> _Description of the task_: Drop the pictures, then extract the listing word for word.

> _Provided data_:
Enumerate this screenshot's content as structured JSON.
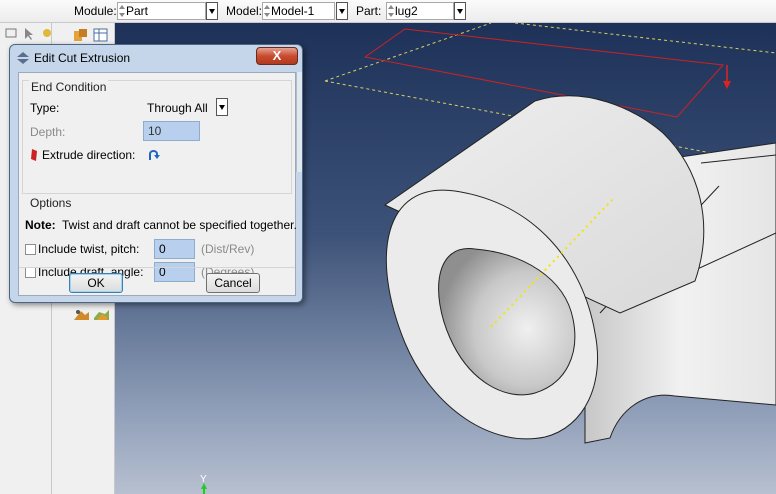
{
  "context_bar": {
    "module_label": "Module:",
    "module_value": "Part",
    "model_label": "Model:",
    "model_value": "Model-1",
    "part_label": "Part:",
    "part_value": "lug2"
  },
  "dialog": {
    "title": "Edit Cut Extrusion",
    "close_label": "X",
    "end_condition": {
      "group_title": "End Condition",
      "type_label": "Type:",
      "type_value": "Through All",
      "depth_label": "Depth:",
      "depth_value": "10",
      "extrude_direction_label": "Extrude direction:"
    },
    "options": {
      "group_title": "Options",
      "note_prefix": "Note:",
      "note_text": "Twist and draft cannot be specified together.",
      "twist_label": "Include twist, pitch:",
      "twist_value": "0",
      "twist_unit": "(Dist/Rev)",
      "twist_checked": false,
      "draft_label": "Include draft, angle:",
      "draft_value": "0",
      "draft_unit": "(Degrees)",
      "draft_checked": false
    },
    "ok_label": "OK",
    "cancel_label": "Cancel"
  },
  "viewport": {
    "axis_label": "Y"
  },
  "colors": {
    "accent_red": "#cc2222",
    "centerline_yellow": "#f2e600",
    "dialog_frame": "#c6d6ea",
    "field_fill": "#b8d0ed"
  }
}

> _Task output_:
Enumerate this screenshot's content as structured JSON.
{
  "context_bar": {
    "module_label": "Module:",
    "module_value": "Part",
    "model_label": "Model:",
    "model_value": "Model-1",
    "part_label": "Part:",
    "part_value": "lug2"
  },
  "dialog": {
    "title": "Edit Cut Extrusion",
    "close_label": "X",
    "end_condition": {
      "group_title": "End Condition",
      "type_label": "Type:",
      "type_value": "Through All",
      "depth_label": "Depth:",
      "depth_value": "10",
      "extrude_direction_label": "Extrude direction:"
    },
    "options": {
      "group_title": "Options",
      "note_prefix": "Note:",
      "note_text": "Twist and draft cannot be specified together.",
      "twist_label": "Include twist, pitch:",
      "twist_value": "0",
      "twist_unit": "(Dist/Rev)",
      "twist_checked": false,
      "draft_label": "Include draft, angle:",
      "draft_value": "0",
      "draft_unit": "(Degrees)",
      "draft_checked": false
    },
    "ok_label": "OK",
    "cancel_label": "Cancel"
  },
  "viewport": {
    "axis_label": "Y"
  },
  "colors": {
    "accent_red": "#cc2222",
    "centerline_yellow": "#f2e600",
    "dialog_frame": "#c6d6ea",
    "field_fill": "#b8d0ed"
  }
}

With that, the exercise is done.